- _WORK TO DO_
Return each entry exactly, with none missing.

- _MATERIAL FOR THE TASK_
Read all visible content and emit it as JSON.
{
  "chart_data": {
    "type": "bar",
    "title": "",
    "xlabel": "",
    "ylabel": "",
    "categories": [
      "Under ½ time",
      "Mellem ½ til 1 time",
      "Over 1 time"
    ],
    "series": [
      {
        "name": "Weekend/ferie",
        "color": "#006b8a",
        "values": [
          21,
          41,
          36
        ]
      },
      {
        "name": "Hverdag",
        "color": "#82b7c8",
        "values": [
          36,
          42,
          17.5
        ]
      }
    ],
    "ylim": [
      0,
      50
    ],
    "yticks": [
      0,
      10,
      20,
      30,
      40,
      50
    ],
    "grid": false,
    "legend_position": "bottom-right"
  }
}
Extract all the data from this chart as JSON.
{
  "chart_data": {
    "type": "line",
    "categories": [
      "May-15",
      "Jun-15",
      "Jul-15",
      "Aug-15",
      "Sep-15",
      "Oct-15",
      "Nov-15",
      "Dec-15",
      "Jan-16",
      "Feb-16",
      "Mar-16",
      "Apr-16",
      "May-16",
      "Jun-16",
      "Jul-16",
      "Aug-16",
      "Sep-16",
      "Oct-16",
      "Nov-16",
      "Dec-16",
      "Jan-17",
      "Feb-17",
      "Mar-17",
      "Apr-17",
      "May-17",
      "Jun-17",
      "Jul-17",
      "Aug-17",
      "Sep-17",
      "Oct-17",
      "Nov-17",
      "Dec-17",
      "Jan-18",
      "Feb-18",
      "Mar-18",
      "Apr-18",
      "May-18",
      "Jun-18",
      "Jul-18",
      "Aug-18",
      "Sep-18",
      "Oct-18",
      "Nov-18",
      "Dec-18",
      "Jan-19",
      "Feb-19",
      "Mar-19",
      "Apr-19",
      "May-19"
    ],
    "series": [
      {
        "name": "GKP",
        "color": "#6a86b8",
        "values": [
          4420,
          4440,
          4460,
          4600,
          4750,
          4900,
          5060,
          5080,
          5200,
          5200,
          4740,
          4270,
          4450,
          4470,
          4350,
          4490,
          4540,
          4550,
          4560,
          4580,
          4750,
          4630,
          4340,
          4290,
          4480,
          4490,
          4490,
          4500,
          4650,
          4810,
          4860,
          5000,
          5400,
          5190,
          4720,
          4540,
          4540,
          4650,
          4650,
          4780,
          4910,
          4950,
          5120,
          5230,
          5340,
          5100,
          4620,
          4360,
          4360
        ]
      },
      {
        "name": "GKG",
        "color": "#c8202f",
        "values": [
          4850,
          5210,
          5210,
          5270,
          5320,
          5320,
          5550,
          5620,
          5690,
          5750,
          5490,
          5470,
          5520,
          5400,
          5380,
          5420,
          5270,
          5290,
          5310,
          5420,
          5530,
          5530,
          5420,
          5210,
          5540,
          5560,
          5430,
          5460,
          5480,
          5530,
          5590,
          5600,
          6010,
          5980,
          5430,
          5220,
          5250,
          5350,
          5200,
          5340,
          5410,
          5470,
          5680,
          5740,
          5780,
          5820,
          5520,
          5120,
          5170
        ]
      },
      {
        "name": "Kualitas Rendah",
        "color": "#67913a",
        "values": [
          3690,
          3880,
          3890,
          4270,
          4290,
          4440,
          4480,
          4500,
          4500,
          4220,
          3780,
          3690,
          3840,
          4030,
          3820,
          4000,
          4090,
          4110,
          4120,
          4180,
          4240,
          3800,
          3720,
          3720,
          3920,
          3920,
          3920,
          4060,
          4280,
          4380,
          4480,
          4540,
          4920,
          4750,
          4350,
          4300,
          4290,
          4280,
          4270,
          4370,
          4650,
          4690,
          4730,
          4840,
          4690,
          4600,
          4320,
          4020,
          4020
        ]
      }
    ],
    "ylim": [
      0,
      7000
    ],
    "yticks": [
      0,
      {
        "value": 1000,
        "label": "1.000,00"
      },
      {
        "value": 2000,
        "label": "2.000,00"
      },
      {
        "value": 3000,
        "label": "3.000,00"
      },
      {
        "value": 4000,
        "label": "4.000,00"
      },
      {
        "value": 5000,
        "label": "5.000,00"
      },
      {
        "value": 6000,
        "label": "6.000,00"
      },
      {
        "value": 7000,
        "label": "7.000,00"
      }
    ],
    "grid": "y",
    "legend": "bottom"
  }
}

- _FULL OUTPUT_
Read all visible content and emit it as JSON.
{
  "chart_data": {
    "type": "bar",
    "title": "",
    "xlabel": "",
    "ylabel": "",
    "categories": [
      "Under ½ time",
      "Mellem ½ til 1 time",
      "Over 1 time"
    ],
    "series": [
      {
        "name": "Weekend/ferie",
        "color": "#006b8a",
        "values": [
          21,
          41,
          36
        ]
      },
      {
        "name": "Hverdag",
        "color": "#82b7c8",
        "values": [
          36,
          42,
          17.5
        ]
      }
    ],
    "ylim": [
      0,
      50
    ],
    "yticks": [
      0,
      10,
      20,
      30,
      40,
      50
    ],
    "grid": false,
    "legend_position": "bottom-right"
  }
}
Extract all the data from this chart as JSON.
{
  "chart_data": {
    "type": "line",
    "categories": [
      "May-15",
      "Jun-15",
      "Jul-15",
      "Aug-15",
      "Sep-15",
      "Oct-15",
      "Nov-15",
      "Dec-15",
      "Jan-16",
      "Feb-16",
      "Mar-16",
      "Apr-16",
      "May-16",
      "Jun-16",
      "Jul-16",
      "Aug-16",
      "Sep-16",
      "Oct-16",
      "Nov-16",
      "Dec-16",
      "Jan-17",
      "Feb-17",
      "Mar-17",
      "Apr-17",
      "May-17",
      "Jun-17",
      "Jul-17",
      "Aug-17",
      "Sep-17",
      "Oct-17",
      "Nov-17",
      "Dec-17",
      "Jan-18",
      "Feb-18",
      "Mar-18",
      "Apr-18",
      "May-18",
      "Jun-18",
      "Jul-18",
      "Aug-18",
      "Sep-18",
      "Oct-18",
      "Nov-18",
      "Dec-18",
      "Jan-19",
      "Feb-19",
      "Mar-19",
      "Apr-19",
      "May-19"
    ],
    "series": [
      {
        "name": "GKP",
        "color": "#6a86b8",
        "values": [
          4420,
          4440,
          4460,
          4600,
          4750,
          4900,
          5060,
          5080,
          5200,
          5200,
          4740,
          4270,
          4450,
          4470,
          4350,
          4490,
          4540,
          4550,
          4560,
          4580,
          4750,
          4630,
          4340,
          4290,
          4480,
          4490,
          4490,
          4500,
          4650,
          4810,
          4860,
          5000,
          5400,
          5190,
          4720,
          4540,
          4540,
          4650,
          4650,
          4780,
          4910,
          4950,
          5120,
          5230,
          5340,
          5100,
          4620,
          4360,
          4360
        ]
      },
      {
        "name": "GKG",
        "color": "#c8202f",
        "values": [
          4850,
          5210,
          5210,
          5270,
          5320,
          5320,
          5550,
          5620,
          5690,
          5750,
          5490,
          5470,
          5520,
          5400,
          5380,
          5420,
          5270,
          5290,
          5310,
          5420,
          5530,
          5530,
          5420,
          5210,
          5540,
          5560,
          5430,
          5460,
          5480,
          5530,
          5590,
          5600,
          6010,
          5980,
          5430,
          5220,
          5250,
          5350,
          5200,
          5340,
          5410,
          5470,
          5680,
          5740,
          5780,
          5820,
          5520,
          5120,
          5170
        ]
      },
      {
        "name": "Kualitas Rendah",
        "color": "#67913a",
        "values": [
          3690,
          3880,
          3890,
          4270,
          4290,
          4440,
          4480,
          4500,
          4500,
          4220,
          3780,
          3690,
          3840,
          4030,
          3820,
          4000,
          4090,
          4110,
          4120,
          4180,
          4240,
          3800,
          3720,
          3720,
          3920,
          3920,
          3920,
          4060,
          4280,
          4380,
          4480,
          4540,
          4920,
          4750,
          4350,
          4300,
          4290,
          4280,
          4270,
          4370,
          4650,
          4690,
          4730,
          4840,
          4690,
          4600,
          4320,
          4020,
          4020
        ]
      }
    ],
    "ylim": [
      0,
      7000
    ],
    "yticks": [
      0,
      {
        "value": 1000,
        "label": "1.000,00"
      },
      {
        "value": 2000,
        "label": "2.000,00"
      },
      {
        "value": 3000,
        "label": "3.000,00"
      },
      {
        "value": 4000,
        "label": "4.000,00"
      },
      {
        "value": 5000,
        "label": "5.000,00"
      },
      {
        "value": 6000,
        "label": "6.000,00"
      },
      {
        "value": 7000,
        "label": "7.000,00"
      }
    ],
    "grid": "y",
    "legend": "bottom"
  }
}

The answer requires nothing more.